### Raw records
---+---
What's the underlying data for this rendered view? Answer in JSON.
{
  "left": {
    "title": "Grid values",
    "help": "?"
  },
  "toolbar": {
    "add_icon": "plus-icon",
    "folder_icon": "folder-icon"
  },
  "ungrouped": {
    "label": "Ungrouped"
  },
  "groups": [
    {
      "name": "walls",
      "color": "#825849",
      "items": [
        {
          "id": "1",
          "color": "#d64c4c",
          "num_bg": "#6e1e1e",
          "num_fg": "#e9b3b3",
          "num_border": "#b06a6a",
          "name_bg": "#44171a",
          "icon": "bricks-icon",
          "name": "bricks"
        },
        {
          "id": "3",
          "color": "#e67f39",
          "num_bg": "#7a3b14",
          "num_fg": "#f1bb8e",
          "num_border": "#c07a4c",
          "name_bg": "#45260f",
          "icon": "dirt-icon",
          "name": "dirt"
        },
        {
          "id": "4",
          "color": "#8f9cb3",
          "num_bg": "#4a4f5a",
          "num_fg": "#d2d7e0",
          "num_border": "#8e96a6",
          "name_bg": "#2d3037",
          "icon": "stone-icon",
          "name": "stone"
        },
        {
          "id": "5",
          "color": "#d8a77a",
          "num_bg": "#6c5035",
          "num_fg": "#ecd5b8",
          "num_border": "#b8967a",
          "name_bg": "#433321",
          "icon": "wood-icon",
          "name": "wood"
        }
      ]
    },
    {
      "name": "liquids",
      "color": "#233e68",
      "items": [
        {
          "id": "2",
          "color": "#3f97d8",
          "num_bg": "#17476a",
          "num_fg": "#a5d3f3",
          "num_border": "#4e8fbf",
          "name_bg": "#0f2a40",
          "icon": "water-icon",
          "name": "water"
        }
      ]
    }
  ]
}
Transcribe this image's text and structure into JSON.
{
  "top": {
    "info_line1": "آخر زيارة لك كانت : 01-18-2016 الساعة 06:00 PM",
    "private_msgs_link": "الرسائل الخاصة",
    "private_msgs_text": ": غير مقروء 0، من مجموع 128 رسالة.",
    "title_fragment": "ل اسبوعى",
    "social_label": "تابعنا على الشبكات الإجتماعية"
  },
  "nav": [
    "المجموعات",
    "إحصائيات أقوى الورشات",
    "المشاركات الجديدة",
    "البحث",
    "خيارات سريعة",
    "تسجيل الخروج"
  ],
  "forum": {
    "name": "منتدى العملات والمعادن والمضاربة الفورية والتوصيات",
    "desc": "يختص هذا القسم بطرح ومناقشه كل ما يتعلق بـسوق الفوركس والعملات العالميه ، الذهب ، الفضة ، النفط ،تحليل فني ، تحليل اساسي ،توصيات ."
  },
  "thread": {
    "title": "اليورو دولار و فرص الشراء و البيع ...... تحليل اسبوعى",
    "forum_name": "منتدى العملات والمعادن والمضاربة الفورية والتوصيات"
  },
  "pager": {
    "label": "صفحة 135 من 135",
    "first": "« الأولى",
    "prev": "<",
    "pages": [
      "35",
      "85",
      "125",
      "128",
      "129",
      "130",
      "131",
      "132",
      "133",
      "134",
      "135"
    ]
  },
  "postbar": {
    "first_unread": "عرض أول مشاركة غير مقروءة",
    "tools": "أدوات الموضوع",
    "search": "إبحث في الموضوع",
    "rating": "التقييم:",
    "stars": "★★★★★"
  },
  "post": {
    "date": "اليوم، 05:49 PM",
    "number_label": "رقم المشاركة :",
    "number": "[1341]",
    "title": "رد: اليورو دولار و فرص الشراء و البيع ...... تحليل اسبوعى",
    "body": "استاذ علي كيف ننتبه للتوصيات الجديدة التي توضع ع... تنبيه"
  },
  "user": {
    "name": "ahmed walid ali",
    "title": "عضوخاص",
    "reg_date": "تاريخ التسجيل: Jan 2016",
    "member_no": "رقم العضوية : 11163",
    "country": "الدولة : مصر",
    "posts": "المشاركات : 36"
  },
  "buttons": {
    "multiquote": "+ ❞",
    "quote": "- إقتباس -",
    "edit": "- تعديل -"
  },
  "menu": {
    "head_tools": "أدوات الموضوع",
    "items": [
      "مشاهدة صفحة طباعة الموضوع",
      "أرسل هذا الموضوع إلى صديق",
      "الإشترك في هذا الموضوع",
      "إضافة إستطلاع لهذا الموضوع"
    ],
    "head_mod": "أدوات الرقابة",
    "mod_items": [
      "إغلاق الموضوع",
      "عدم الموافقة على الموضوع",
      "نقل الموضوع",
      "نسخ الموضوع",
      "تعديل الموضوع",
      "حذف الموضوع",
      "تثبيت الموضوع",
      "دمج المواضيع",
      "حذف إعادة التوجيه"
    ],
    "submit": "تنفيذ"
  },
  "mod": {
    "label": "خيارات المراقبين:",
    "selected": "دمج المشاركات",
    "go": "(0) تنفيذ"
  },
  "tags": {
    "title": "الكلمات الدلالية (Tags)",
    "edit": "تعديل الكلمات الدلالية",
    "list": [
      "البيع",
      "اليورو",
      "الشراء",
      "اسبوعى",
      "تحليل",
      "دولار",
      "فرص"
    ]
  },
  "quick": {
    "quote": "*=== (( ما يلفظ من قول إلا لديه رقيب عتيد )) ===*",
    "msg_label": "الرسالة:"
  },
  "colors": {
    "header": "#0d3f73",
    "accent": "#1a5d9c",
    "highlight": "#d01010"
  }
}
---+---
### STATED PROBLEM
Restate the listing above word for word.

### ANSWER TO THE EXERCISE
What's the underlying data for this rendered view? Answer in JSON.
{
  "left": {
    "title": "Grid values",
    "help": "?"
  },
  "toolbar": {
    "add_icon": "plus-icon",
    "folder_icon": "folder-icon"
  },
  "ungrouped": {
    "label": "Ungrouped"
  },
  "groups": [
    {
      "name": "walls",
      "color": "#825849",
      "items": [
        {
          "id": "1",
          "color": "#d64c4c",
          "num_bg": "#6e1e1e",
          "num_fg": "#e9b3b3",
          "num_border": "#b06a6a",
          "name_bg": "#44171a",
          "icon": "bricks-icon",
          "name": "bricks"
        },
        {
          "id": "3",
          "color": "#e67f39",
          "num_bg": "#7a3b14",
          "num_fg": "#f1bb8e",
          "num_border": "#c07a4c",
          "name_bg": "#45260f",
          "icon": "dirt-icon",
          "name": "dirt"
        },
        {
          "id": "4",
          "color": "#8f9cb3",
          "num_bg": "#4a4f5a",
          "num_fg": "#d2d7e0",
          "num_border": "#8e96a6",
          "name_bg": "#2d3037",
          "icon": "stone-icon",
          "name": "stone"
        },
        {
          "id": "5",
          "color": "#d8a77a",
          "num_bg": "#6c5035",
          "num_fg": "#ecd5b8",
          "num_border": "#b8967a",
          "name_bg": "#433321",
          "icon": "wood-icon",
          "name": "wood"
        }
      ]
    },
    {
      "name": "liquids",
      "color": "#233e68",
      "items": [
        {
          "id": "2",
          "color": "#3f97d8",
          "num_bg": "#17476a",
          "num_fg": "#a5d3f3",
          "num_border": "#4e8fbf",
          "name_bg": "#0f2a40",
          "icon": "water-icon",
          "name": "water"
        }
      ]
    }
  ]
}
Transcribe this image's text and structure into JSON.
{
  "top": {
    "info_line1": "آخر زيارة لك كانت : 01-18-2016 الساعة 06:00 PM",
    "private_msgs_link": "الرسائل الخاصة",
    "private_msgs_text": ": غير مقروء 0، من مجموع 128 رسالة.",
    "title_fragment": "ل اسبوعى",
    "social_label": "تابعنا على الشبكات الإجتماعية"
  },
  "nav": [
    "المجموعات",
    "إحصائيات أقوى الورشات",
    "المشاركات الجديدة",
    "البحث",
    "خيارات سريعة",
    "تسجيل الخروج"
  ],
  "forum": {
    "name": "منتدى العملات والمعادن والمضاربة الفورية والتوصيات",
    "desc": "يختص هذا القسم بطرح ومناقشه كل ما يتعلق بـسوق الفوركس والعملات العالميه ، الذهب ، الفضة ، النفط ،تحليل فني ، تحليل اساسي ،توصيات ."
  },
  "thread": {
    "title": "اليورو دولار و فرص الشراء و البيع ...... تحليل اسبوعى",
    "forum_name": "منتدى العملات والمعادن والمضاربة الفورية والتوصيات"
  },
  "pager": {
    "label": "صفحة 135 من 135",
    "first": "« الأولى",
    "prev": "<",
    "pages": [
      "35",
      "85",
      "125",
      "128",
      "129",
      "130",
      "131",
      "132",
      "133",
      "134",
      "135"
    ]
  },
  "postbar": {
    "first_unread": "عرض أول مشاركة غير مقروءة",
    "tools": "أدوات الموضوع",
    "search": "إبحث في الموضوع",
    "rating": "التقييم:",
    "stars": "★★★★★"
  },
  "post": {
    "date": "اليوم، 05:49 PM",
    "number_label": "رقم المشاركة :",
    "number": "[1341]",
    "title": "رد: اليورو دولار و فرص الشراء و البيع ...... تحليل اسبوعى",
    "body": "استاذ علي كيف ننتبه للتوصيات الجديدة التي توضع ع... تنبيه"
  },
  "user": {
    "name": "ahmed walid ali",
    "title": "عضوخاص",
    "reg_date": "تاريخ التسجيل: Jan 2016",
    "member_no": "رقم العضوية : 11163",
    "country": "الدولة : مصر",
    "posts": "المشاركات : 36"
  },
  "buttons": {
    "multiquote": "+ ❞",
    "quote": "- إقتباس -",
    "edit": "- تعديل -"
  },
  "menu": {
    "head_tools": "أدوات الموضوع",
    "items": [
      "مشاهدة صفحة طباعة الموضوع",
      "أرسل هذا الموضوع إلى صديق",
      "الإشترك في هذا الموضوع",
      "إضافة إستطلاع لهذا الموضوع"
    ],
    "head_mod": "أدوات الرقابة",
    "mod_items": [
      "إغلاق الموضوع",
      "عدم الموافقة على الموضوع",
      "نقل الموضوع",
      "نسخ الموضوع",
      "تعديل الموضوع",
      "حذف الموضوع",
      "تثبيت الموضوع",
      "دمج المواضيع",
      "حذف إعادة التوجيه"
    ],
    "submit": "تنفيذ"
  },
  "mod": {
    "label": "خيارات المراقبين:",
    "selected": "دمج المشاركات",
    "go": "(0) تنفيذ"
  },
  "tags": {
    "title": "الكلمات الدلالية (Tags)",
    "edit": "تعديل الكلمات الدلالية",
    "list": [
      "البيع",
      "اليورو",
      "الشراء",
      "اسبوعى",
      "تحليل",
      "دولار",
      "فرص"
    ]
  },
  "quick": {
    "quote": "*=== (( ما يلفظ من قول إلا لديه رقيب عتيد )) ===*",
    "msg_label": "الرسالة:"
  },
  "colors": {
    "header": "#0d3f73",
    "accent": "#1a5d9c",
    "highlight": "#d01010"
  }
}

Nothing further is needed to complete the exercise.